--- Listed entries ---

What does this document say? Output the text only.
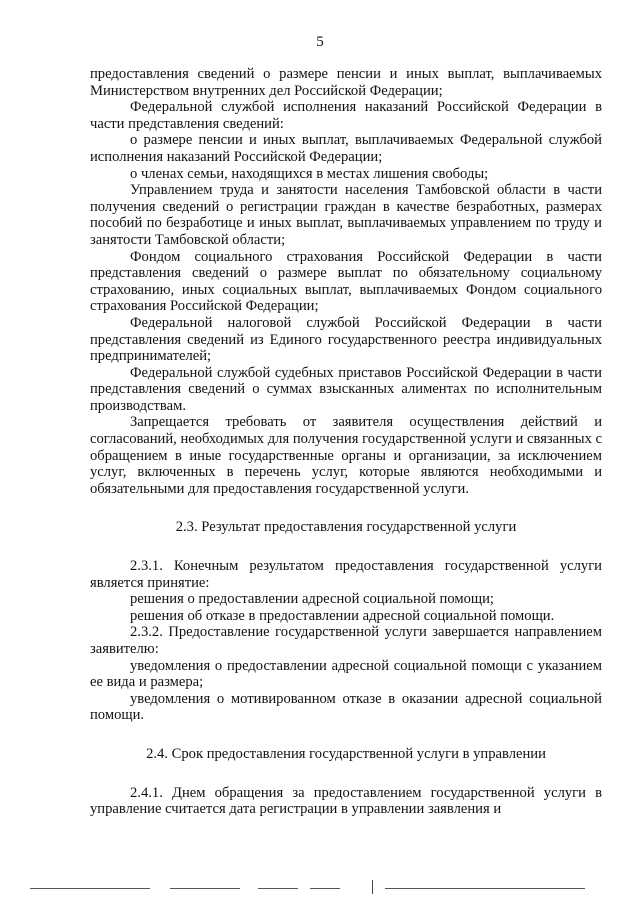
5

предоставления сведений о размере пенсии и иных выплат, выплачиваемых Министерством внутренних дел Российской Федерации;

Федеральной службой исполнения наказаний Российской Федерации в части представления сведений:

о размере пенсии и иных выплат, выплачиваемых Федеральной службой исполнения наказаний Российской Федерации;

о членах семьи, находящихся в местах лишения свободы;

Управлением труда и занятости населения Тамбовской области в части получения сведений о регистрации граждан в качестве безработных, размерах пособий по безработице и иных выплат, выплачиваемых управлением по труду и занятости Тамбовской области;

Фондом социального страхования Российской Федерации в части представления сведений о размере выплат по обязательному социальному страхованию, иных социальных выплат, выплачиваемых Фондом социального страхования Российской Федерации;

Федеральной налоговой службой Российской Федерации в части представления сведений из Единого государственного реестра индивидуальных предпринимателей;

Федеральной службой судебных приставов Российской Федерации в части представления сведений о суммах взысканных алиментах по исполнительным производствам.

Запрещается требовать от заявителя осуществления действий и согласований, необходимых для получения государственной услуги и связанных с обращением в иные государственные органы и организации, за исключением услуг, включенных в перечень услуг, которые являются необходимыми и обязательными для предоставления государственной услуги.

2.3. Результат предоставления государственной услуги

2.3.1. Конечным результатом предоставления государственной услуги является принятие:

решения о предоставлении адресной социальной помощи;

решения об отказе в предоставлении адресной социальной помощи.

2.3.2. Предоставление государственной услуги завершается направлением заявителю:

уведомления о предоставлении адресной социальной помощи с указанием ее вида и размера;

уведомления о мотивированном отказе в оказании адресной социальной помощи.

2.4. Срок предоставления государственной услуги в управлении

2.4.1. Днем обращения за предоставлением государственной услуги в управление считается дата регистрации в управлении заявления и
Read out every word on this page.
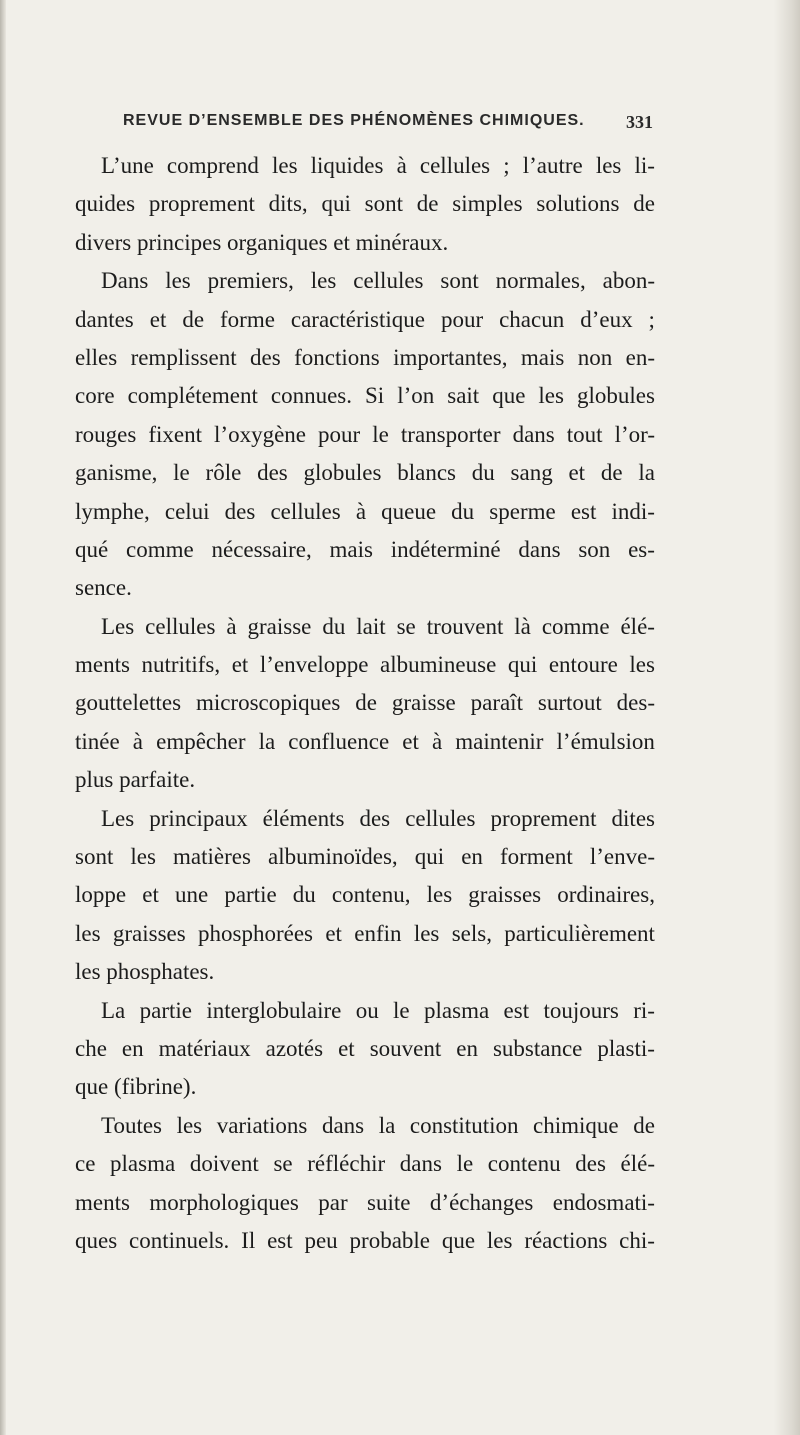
REVUE D’ENSEMBLE DES PHÉNOMÈNES CHIMIQUES. 331
L’une comprend les liquides à cellules ; l’autre les li-
quides proprement dits, qui sont de simples solutions de
divers principes organiques et minéraux.
Dans les premiers, les cellules sont normales, abon-
dantes et de forme caractéristique pour chacun d’eux ;
elles remplissent des fonctions importantes, mais non en-
core complétement connues. Si l’on sait que les globules
rouges fixent l’oxygène pour le transporter dans tout l’or-
ganisme, le rôle des globules blancs du sang et de la
lymphe, celui des cellules à queue du sperme est indi-
qué comme nécessaire, mais indéterminé dans son es-
sence.
Les cellules à graisse du lait se trouvent là comme élé-
ments nutritifs, et l’enveloppe albumineuse qui entoure les
gouttelettes microscopiques de graisse paraît surtout des-
tinée à empêcher la confluence et à maintenir l’émulsion
plus parfaite.
Les principaux éléments des cellules proprement dites
sont les matières albuminoïdes, qui en forment l’enve-
loppe et une partie du contenu, les graisses ordinaires,
les graisses phosphorées et enfin les sels, particulièrement
les phosphates.
La partie interglobulaire ou le plasma est toujours ri-
che en matériaux azotés et souvent en substance plasti-
que (fibrine).
Toutes les variations dans la constitution chimique de
ce plasma doivent se réfléchir dans le contenu des élé-
ments morphologiques par suite d’échanges endosmati-
ques continuels. Il est peu probable que les réactions chi-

---

**Task**
Copy all lines in the listing above where the string "globules" appears.

**The result**
core complétement connues. Si l’on sait que les globules
ganisme, le rôle des globules blancs du sang et de la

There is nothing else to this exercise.